• _Exercise description_
Carry on the article about the Vangelis album Opéra Sauvage, starting right after its last sentence.

• _Extract_
»»

Opéra Sauvage is a soundtrack album by the Greek electronic composer Vangelis, released in 1979. It is the score for the nature documentary of the same title by French filmmaker Frédéric Rossif. It is considered one of Vangelis' best albums, and is his second most successful album in the USA, reaching #42 in the album charts.

Overview
Vangelis produced this album during his electro-acoustic period, which was one of the most productive in his musical career. Opéra Sauvage is more akin to his classic sound than his earlier nature scores for the same director, Frédéric Rossif, such as L'Apocalypse des animaux and La Fête sauvage. A later collaboration with Rossif in the style of Opéra sauvage was Sauvage et Beau.

"Hymne" was re-recorded in choral version for the 1991 Eureka concert by Vangelis in Rotterdam.

Release
The album reached #42 in the Billboard 200, and stayed in the charts for 39 weeks.

Instrumentation
Vangelis plays several synthesizers, piano, Fender Rhodes electric piano (featured extensively on "Rêve"), drums, percussion, xylophone, as well as acoustic & bass guitar ("Chromatique"). Jon Anderson is credited with playing harp on "Flamants Roses".

Composition
The album is full of classical-based and warm melodies, orchestrated with Yamaha CS-80 sounds. "Hymne", "L'Enfant", "Mouettes" and "Irlande" build on fairly simple themes that are developed instrumentally. "Rêve" is, indeed, as the title suggests, a dreamy calm piece with the hint of jazz in the climax. "Chromatique" has a chromatic instrumental line with chords on an acoustic guitar. "Flamants Roses", finally, consists of several parts, from slow to upbeat, and finishing off with a bluesy finale; Jon Anderson features prominently on harp.

««

• _Entries_
»»

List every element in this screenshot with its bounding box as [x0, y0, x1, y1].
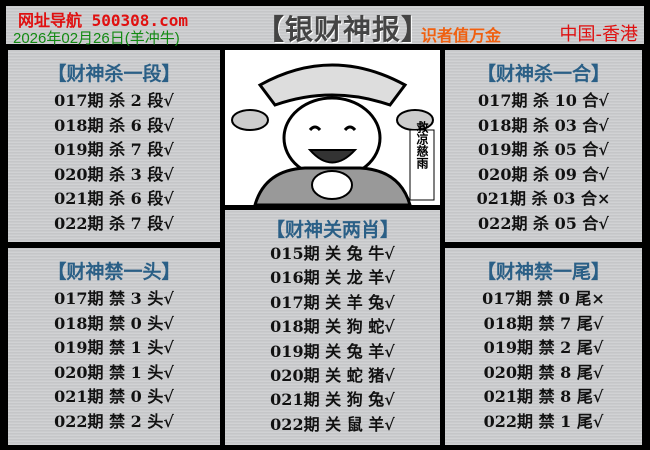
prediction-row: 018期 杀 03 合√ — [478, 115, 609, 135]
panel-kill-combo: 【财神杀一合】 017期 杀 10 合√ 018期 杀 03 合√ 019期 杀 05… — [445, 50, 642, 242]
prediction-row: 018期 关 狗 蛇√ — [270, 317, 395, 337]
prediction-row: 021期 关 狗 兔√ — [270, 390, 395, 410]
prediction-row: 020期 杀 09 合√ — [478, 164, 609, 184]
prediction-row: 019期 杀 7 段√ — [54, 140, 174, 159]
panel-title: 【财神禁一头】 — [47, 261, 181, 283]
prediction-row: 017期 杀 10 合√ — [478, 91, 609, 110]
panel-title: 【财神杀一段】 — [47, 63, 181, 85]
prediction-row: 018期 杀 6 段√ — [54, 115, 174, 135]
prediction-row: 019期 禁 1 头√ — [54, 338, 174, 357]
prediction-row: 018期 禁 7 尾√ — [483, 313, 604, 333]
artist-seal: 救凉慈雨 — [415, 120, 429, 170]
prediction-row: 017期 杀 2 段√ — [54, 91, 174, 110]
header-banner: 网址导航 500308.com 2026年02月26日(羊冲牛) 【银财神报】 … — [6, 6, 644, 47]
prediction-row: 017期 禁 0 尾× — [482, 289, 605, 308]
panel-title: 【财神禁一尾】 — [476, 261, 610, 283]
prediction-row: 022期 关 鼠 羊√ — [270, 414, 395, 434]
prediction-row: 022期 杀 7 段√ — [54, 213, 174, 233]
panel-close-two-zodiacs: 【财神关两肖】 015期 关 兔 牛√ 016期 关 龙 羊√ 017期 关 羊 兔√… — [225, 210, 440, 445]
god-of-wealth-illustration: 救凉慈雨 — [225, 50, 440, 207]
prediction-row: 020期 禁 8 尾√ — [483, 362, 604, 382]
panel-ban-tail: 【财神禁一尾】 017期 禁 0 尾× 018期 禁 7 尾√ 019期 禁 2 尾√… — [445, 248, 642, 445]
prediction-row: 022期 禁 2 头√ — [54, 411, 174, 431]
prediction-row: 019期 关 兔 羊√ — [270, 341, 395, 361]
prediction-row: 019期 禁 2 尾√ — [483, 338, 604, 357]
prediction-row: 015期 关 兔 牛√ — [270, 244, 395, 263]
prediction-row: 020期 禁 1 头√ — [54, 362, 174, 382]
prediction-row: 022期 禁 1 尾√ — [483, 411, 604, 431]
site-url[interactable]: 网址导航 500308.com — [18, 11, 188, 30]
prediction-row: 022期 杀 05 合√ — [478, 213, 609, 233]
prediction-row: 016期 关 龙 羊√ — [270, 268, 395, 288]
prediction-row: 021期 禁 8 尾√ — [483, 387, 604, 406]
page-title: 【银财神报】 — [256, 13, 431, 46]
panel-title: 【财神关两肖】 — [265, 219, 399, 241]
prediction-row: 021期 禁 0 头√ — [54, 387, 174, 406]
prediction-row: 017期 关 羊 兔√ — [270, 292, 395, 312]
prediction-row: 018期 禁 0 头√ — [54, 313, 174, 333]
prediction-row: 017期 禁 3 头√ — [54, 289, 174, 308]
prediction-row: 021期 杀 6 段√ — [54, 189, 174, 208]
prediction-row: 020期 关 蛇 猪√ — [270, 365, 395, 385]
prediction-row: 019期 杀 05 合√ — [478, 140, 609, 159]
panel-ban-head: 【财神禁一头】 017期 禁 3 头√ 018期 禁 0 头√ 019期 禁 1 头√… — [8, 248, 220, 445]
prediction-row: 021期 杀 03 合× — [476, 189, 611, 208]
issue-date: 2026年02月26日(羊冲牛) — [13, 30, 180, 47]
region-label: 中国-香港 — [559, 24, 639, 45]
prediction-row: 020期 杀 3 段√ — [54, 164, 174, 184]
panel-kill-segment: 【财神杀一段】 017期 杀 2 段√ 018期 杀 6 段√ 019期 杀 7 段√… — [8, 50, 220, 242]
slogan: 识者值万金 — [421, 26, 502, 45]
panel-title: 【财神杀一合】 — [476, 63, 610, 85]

««

• _Answer to this problem_
Reception

In the Allmusic review it is described as "rich, electronic orchestrations range from grandly symphonic to simple and serene", and as an "excellent introduction to his music".

Track listing

Personnel
Vangelis – synthesizers and all instruments
Jon Anderson – harp on "Flamants Roses"

Production
Vangelis – producer, arranger, artwork and cover design
Keith Spencer-Allen, Raphael Preston, Marlis Duncklau – engineers
Raphael Preston, Marlis Duncklau – assistant engineers
Hitoshi Takiguchi – mastering engineer
Veronique Skawinska – photography
Tokiwa Kinoshita – art coordinator
Minoru Harada – product manager

Other appearances
A documentary on the Chariots of Fire (1981) special-edition DVD-video relates that director Hugh Hudson intended to use the 7/4 piece "L'Enfant", which he was particularly fond of, as the opening titles over the first scene on the beach, until Vangelis talked him into letting him compose the iconic Chariots of Fire theme. The director then had "L'Enfant" being played in the film by a brass band as source music. A re-recorded version of "Hymne" was used as the score cue for Eric Liddell's first race in the Scottish highlands.
"L'Enfant" was included in the soundtrack of the film The Year of Living Dangerously (1982) by Peter Weir.
It was also used as the theme for the 1980 Winter Olympics in USA.
"Hymne" was the tune of Barilla pasta television advertisements aired in Italy throughout the 1980s. In the US, it was the tune for Ernest & Julio Gallo wine advertisements.
"L'enfant" was the main title music of the Hungarian TV program "A Hét" (The Week) in the late 1980s and the early 1990s.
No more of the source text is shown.